Source records:
***
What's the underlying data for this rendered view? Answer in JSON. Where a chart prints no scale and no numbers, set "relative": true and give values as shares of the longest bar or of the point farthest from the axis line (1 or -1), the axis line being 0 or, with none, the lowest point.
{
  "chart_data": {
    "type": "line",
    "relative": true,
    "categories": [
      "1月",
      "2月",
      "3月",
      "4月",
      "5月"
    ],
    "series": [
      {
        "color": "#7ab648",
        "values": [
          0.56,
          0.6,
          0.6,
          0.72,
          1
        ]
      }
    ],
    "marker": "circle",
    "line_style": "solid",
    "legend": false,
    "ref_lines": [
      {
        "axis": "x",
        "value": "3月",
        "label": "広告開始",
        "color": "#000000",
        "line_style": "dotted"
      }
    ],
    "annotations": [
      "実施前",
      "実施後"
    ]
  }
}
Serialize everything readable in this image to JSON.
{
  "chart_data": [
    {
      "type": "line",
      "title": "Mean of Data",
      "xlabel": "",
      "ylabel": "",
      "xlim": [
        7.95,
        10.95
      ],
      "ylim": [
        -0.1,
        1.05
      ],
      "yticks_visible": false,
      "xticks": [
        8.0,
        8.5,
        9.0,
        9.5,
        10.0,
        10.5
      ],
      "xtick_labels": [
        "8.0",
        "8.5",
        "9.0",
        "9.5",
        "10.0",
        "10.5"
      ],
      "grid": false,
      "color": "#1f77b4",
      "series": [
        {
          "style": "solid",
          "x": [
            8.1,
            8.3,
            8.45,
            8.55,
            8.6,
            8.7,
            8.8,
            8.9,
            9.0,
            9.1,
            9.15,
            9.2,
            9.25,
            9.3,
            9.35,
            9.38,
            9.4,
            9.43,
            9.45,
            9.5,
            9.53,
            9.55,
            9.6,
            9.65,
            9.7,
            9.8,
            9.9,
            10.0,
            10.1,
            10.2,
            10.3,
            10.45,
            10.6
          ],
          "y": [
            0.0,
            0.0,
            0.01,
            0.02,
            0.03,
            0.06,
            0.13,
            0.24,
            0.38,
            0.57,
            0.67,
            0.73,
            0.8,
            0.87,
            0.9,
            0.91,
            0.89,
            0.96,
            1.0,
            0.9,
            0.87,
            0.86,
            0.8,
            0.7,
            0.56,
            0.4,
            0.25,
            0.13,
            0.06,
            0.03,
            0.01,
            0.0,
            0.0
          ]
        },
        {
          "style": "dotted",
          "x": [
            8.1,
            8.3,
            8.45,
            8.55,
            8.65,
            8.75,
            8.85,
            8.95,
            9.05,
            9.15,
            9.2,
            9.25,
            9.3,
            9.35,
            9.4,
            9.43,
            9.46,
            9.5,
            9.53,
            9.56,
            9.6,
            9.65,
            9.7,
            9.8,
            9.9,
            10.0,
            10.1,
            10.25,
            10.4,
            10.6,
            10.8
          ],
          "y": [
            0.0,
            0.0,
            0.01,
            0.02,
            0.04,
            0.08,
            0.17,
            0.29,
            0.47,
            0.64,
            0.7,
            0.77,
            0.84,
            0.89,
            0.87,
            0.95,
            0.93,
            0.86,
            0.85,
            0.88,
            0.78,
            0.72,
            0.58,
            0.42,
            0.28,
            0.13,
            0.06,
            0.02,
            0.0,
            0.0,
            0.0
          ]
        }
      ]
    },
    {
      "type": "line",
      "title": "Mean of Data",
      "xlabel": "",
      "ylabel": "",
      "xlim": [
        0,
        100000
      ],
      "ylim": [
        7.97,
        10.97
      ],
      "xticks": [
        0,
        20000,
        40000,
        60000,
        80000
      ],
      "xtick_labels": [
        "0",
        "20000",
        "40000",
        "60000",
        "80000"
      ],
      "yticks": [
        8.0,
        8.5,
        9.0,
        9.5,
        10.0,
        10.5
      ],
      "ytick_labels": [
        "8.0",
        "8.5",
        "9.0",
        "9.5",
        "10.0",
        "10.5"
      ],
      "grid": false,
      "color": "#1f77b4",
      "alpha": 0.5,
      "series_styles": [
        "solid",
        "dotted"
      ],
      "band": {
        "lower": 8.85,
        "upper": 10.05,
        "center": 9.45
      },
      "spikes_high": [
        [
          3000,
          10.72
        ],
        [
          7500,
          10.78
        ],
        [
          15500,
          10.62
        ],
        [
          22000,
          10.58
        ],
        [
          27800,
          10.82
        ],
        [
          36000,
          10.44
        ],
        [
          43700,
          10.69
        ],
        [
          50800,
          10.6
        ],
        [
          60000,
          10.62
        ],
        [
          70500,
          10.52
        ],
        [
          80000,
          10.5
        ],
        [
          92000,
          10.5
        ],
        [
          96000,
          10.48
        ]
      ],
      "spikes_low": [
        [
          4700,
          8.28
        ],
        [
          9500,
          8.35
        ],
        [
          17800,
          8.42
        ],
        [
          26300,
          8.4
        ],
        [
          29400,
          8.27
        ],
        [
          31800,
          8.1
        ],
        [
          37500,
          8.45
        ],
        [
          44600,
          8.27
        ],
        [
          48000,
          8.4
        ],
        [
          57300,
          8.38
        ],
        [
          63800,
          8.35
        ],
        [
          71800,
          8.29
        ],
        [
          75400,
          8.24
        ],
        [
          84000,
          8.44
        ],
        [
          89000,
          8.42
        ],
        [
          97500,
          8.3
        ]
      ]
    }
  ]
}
***
Exercise task
Extract the listing in its entirety and repeat it exactly.

Task answer
What's the underlying data for this rendered view? Answer in JSON. Where a chart prints no scale and no numbers, set "relative": true and give values as shares of the longest bar or of the point farthest from the axis line (1 or -1), the axis line being 0 or, with none, the lowest point.
{
  "chart_data": {
    "type": "line",
    "relative": true,
    "categories": [
      "1月",
      "2月",
      "3月",
      "4月",
      "5月"
    ],
    "series": [
      {
        "color": "#7ab648",
        "values": [
          0.56,
          0.6,
          0.6,
          0.72,
          1
        ]
      }
    ],
    "marker": "circle",
    "line_style": "solid",
    "legend": false,
    "ref_lines": [
      {
        "axis": "x",
        "value": "3月",
        "label": "広告開始",
        "color": "#000000",
        "line_style": "dotted"
      }
    ],
    "annotations": [
      "実施前",
      "実施後"
    ]
  }
}
Serialize everything readable in this image to JSON.
{
  "chart_data": [
    {
      "type": "line",
      "title": "Mean of Data",
      "xlabel": "",
      "ylabel": "",
      "xlim": [
        7.95,
        10.95
      ],
      "ylim": [
        -0.1,
        1.05
      ],
      "yticks_visible": false,
      "xticks": [
        8.0,
        8.5,
        9.0,
        9.5,
        10.0,
        10.5
      ],
      "xtick_labels": [
        "8.0",
        "8.5",
        "9.0",
        "9.5",
        "10.0",
        "10.5"
      ],
      "grid": false,
      "color": "#1f77b4",
      "series": [
        {
          "style": "solid",
          "x": [
            8.1,
            8.3,
            8.45,
            8.55,
            8.6,
            8.7,
            8.8,
            8.9,
            9.0,
            9.1,
            9.15,
            9.2,
            9.25,
            9.3,
            9.35,
            9.38,
            9.4,
            9.43,
            9.45,
            9.5,
            9.53,
            9.55,
            9.6,
            9.65,
            9.7,
            9.8,
            9.9,
            10.0,
            10.1,
            10.2,
            10.3,
            10.45,
            10.6
          ],
          "y": [
            0.0,
            0.0,
            0.01,
            0.02,
            0.03,
            0.06,
            0.13,
            0.24,
            0.38,
            0.57,
            0.67,
            0.73,
            0.8,
            0.87,
            0.9,
            0.91,
            0.89,
            0.96,
            1.0,
            0.9,
            0.87,
            0.86,
            0.8,
            0.7,
            0.56,
            0.4,
            0.25,
            0.13,
            0.06,
            0.03,
            0.01,
            0.0,
            0.0
          ]
        },
        {
          "style": "dotted",
          "x": [
            8.1,
            8.3,
            8.45,
            8.55,
            8.65,
            8.75,
            8.85,
            8.95,
            9.05,
            9.15,
            9.2,
            9.25,
            9.3,
            9.35,
            9.4,
            9.43,
            9.46,
            9.5,
            9.53,
            9.56,
            9.6,
            9.65,
            9.7,
            9.8,
            9.9,
            10.0,
            10.1,
            10.25,
            10.4,
            10.6,
            10.8
          ],
          "y": [
            0.0,
            0.0,
            0.01,
            0.02,
            0.04,
            0.08,
            0.17,
            0.29,
            0.47,
            0.64,
            0.7,
            0.77,
            0.84,
            0.89,
            0.87,
            0.95,
            0.93,
            0.86,
            0.85,
            0.88,
            0.78,
            0.72,
            0.58,
            0.42,
            0.28,
            0.13,
            0.06,
            0.02,
            0.0,
            0.0,
            0.0
          ]
        }
      ]
    },
    {
      "type": "line",
      "title": "Mean of Data",
      "xlabel": "",
      "ylabel": "",
      "xlim": [
        0,
        100000
      ],
      "ylim": [
        7.97,
        10.97
      ],
      "xticks": [
        0,
        20000,
        40000,
        60000,
        80000
      ],
      "xtick_labels": [
        "0",
        "20000",
        "40000",
        "60000",
        "80000"
      ],
      "yticks": [
        8.0,
        8.5,
        9.0,
        9.5,
        10.0,
        10.5
      ],
      "ytick_labels": [
        "8.0",
        "8.5",
        "9.0",
        "9.5",
        "10.0",
        "10.5"
      ],
      "grid": false,
      "color": "#1f77b4",
      "alpha": 0.5,
      "series_styles": [
        "solid",
        "dotted"
      ],
      "band": {
        "lower": 8.85,
        "upper": 10.05,
        "center": 9.45
      },
      "spikes_high": [
        [
          3000,
          10.72
        ],
        [
          7500,
          10.78
        ],
        [
          15500,
          10.62
        ],
        [
          22000,
          10.58
        ],
        [
          27800,
          10.82
        ],
        [
          36000,
          10.44
        ],
        [
          43700,
          10.69
        ],
        [
          50800,
          10.6
        ],
        [
          60000,
          10.62
        ],
        [
          70500,
          10.52
        ],
        [
          80000,
          10.5
        ],
        [
          92000,
          10.5
        ],
        [
          96000,
          10.48
        ]
      ],
      "spikes_low": [
        [
          4700,
          8.28
        ],
        [
          9500,
          8.35
        ],
        [
          17800,
          8.42
        ],
        [
          26300,
          8.4
        ],
        [
          29400,
          8.27
        ],
        [
          31800,
          8.1
        ],
        [
          37500,
          8.45
        ],
        [
          44600,
          8.27
        ],
        [
          48000,
          8.4
        ],
        [
          57300,
          8.38
        ],
        [
          63800,
          8.35
        ],
        [
          71800,
          8.29
        ],
        [
          75400,
          8.24
        ],
        [
          84000,
          8.44
        ],
        [
          89000,
          8.42
        ],
        [
          97500,
          8.3
        ]
      ]
    }
  ]
}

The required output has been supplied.